* [Items listed in a dataset]:
-- Begin --
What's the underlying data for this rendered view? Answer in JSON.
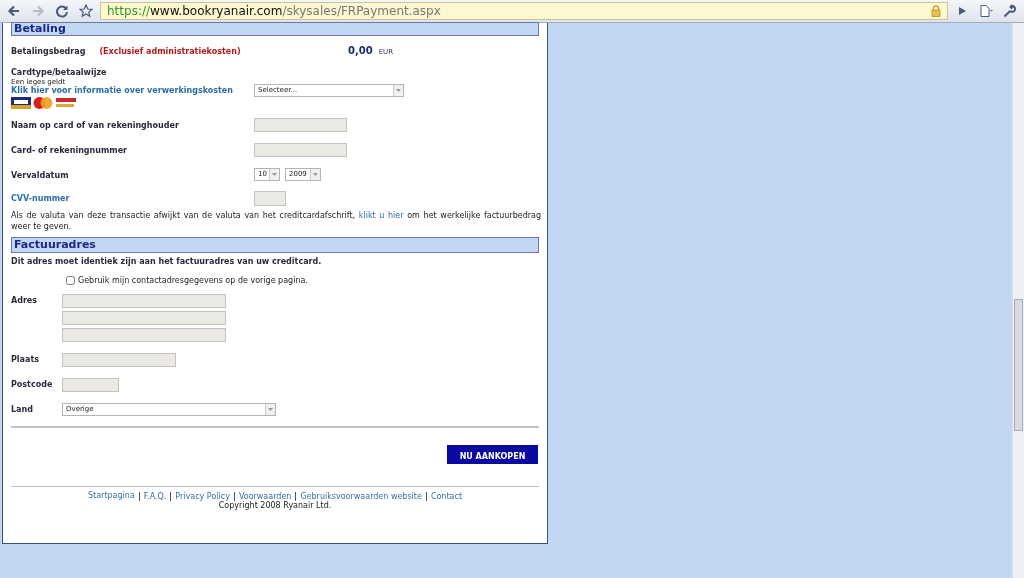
{
  "browser": {
    "url_scheme": "https://",
    "url_host": "www.bookryanair.com",
    "url_path": "/skysales/FRPayment.aspx",
    "secure": true
  },
  "payment": {
    "title": "Betaling",
    "amount_label": "Betalingsbedrag",
    "amount_note": "(Exclusief administratiekosten)",
    "amount": "0,00",
    "currency": "EUR",
    "card_label": "Cardtype/betaalwijze",
    "card_note": "Een leges geldt",
    "card_link": "Klik hier voor informatie over verwerkingskosten",
    "card_select": "Selecteer...",
    "name_label": "Naam op card of van rekeninghouder",
    "number_label": "Card- of rekeningnummer",
    "expiry_label": "Vervaldatum",
    "expiry_month": "10",
    "expiry_year": "2009",
    "cvv_label": "CVV-nummer",
    "notice_before": "Als de valuta van deze transactie afwijkt van de valuta van het creditcardafschrift,",
    "notice_link": "klikt u hier",
    "notice_after": "om het werkelijke factuurbedrag weer te geven."
  },
  "billing": {
    "title": "Factuuradres",
    "intro": "Dit adres moet identiek zijn aan het factuuradres van uw creditcard.",
    "use_contact": {
      "label": "Gebruik mijn contactadresgegevens op de vorige pagina.",
      "checked": false
    },
    "address_label": "Adres",
    "city_label": "Plaats",
    "postcode_label": "Postcode",
    "country_label": "Land",
    "country_value": "Overige"
  },
  "buy_button": "NU AANKOPEN",
  "footer": {
    "links": [
      "Startpagina",
      "F.A.Q.",
      "Privacy Policy",
      "Voorwaarden",
      "Gebruiksvoorwaarden website",
      "Contact"
    ],
    "copyright": "Copyright 2008 Ryanair Ltd."
  }
}
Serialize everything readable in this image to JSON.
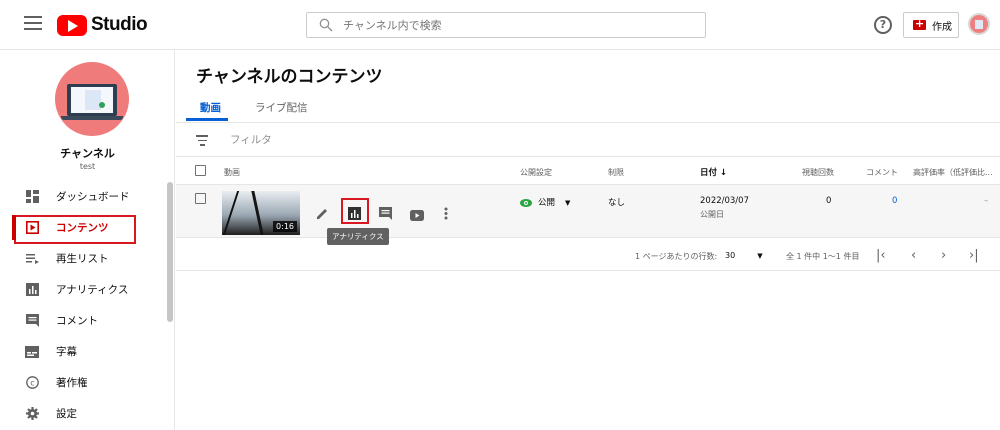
{
  "topbar": {
    "logo_text": "Studio",
    "search_placeholder": "チャンネル内で検索",
    "help": "?",
    "create_label": "作成"
  },
  "sidebar": {
    "channel_name": "チャンネル",
    "channel_sub": "test",
    "items": [
      {
        "label": "ダッシュボード",
        "icon": "dashboard-icon"
      },
      {
        "label": "コンテンツ",
        "icon": "content-icon",
        "active": true
      },
      {
        "label": "再生リスト",
        "icon": "playlist-icon"
      },
      {
        "label": "アナリティクス",
        "icon": "analytics-icon"
      },
      {
        "label": "コメント",
        "icon": "comment-icon"
      },
      {
        "label": "字幕",
        "icon": "subtitles-icon"
      },
      {
        "label": "著作権",
        "icon": "copyright-icon"
      },
      {
        "label": "設定",
        "icon": "gear-icon"
      }
    ]
  },
  "main": {
    "title": "チャンネルのコンテンツ",
    "tabs": [
      {
        "label": "動画"
      },
      {
        "label": "ライブ配信"
      }
    ],
    "filter_label": "フィルタ",
    "columns": {
      "video": "動画",
      "visibility": "公開設定",
      "restrictions": "制限",
      "date": "日付 ↓",
      "views": "視聴回数",
      "comments": "コメント",
      "likes": "高評価率（低評価比..."
    },
    "row": {
      "duration": "0:16",
      "visibility": "公開",
      "restrictions": "なし",
      "date": "2022/03/07",
      "date_sub": "公開日",
      "views": "0",
      "comments": "0",
      "likes": "–"
    },
    "tooltip": "アナリティクス",
    "pager": {
      "rows_per_page_label": "1 ページあたりの行数:",
      "rows_per_page": "30",
      "range": "全 1 件中 1～1 件目"
    }
  },
  "colors": {
    "accent_red": "#cc0000",
    "link_blue": "#065fd4",
    "visibility_green": "#2ba640"
  }
}
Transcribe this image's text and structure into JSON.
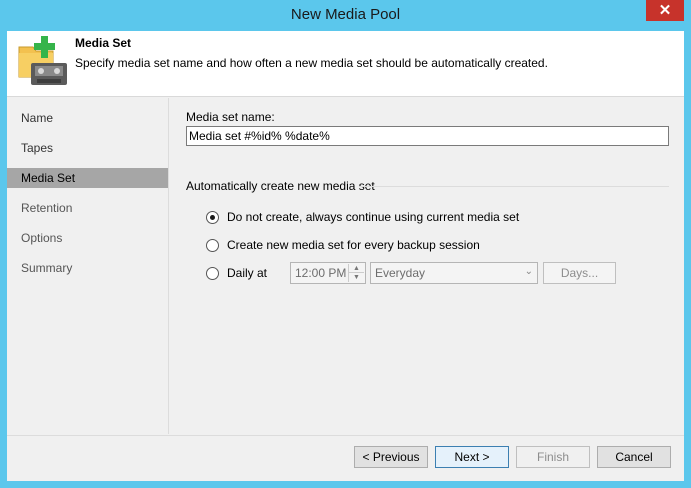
-- End --
Which lines include the word "icon"? Copy every one of them.

        "icon": "dashboard-icon"
        "icon": "content-icon",
        "icon": "playlist-icon"
        "icon": "analytics-icon"
        "icon": "comment-icon"
        "icon": "subtitles-icon"
        "icon": "copyright-icon"
        "icon": "gear-icon"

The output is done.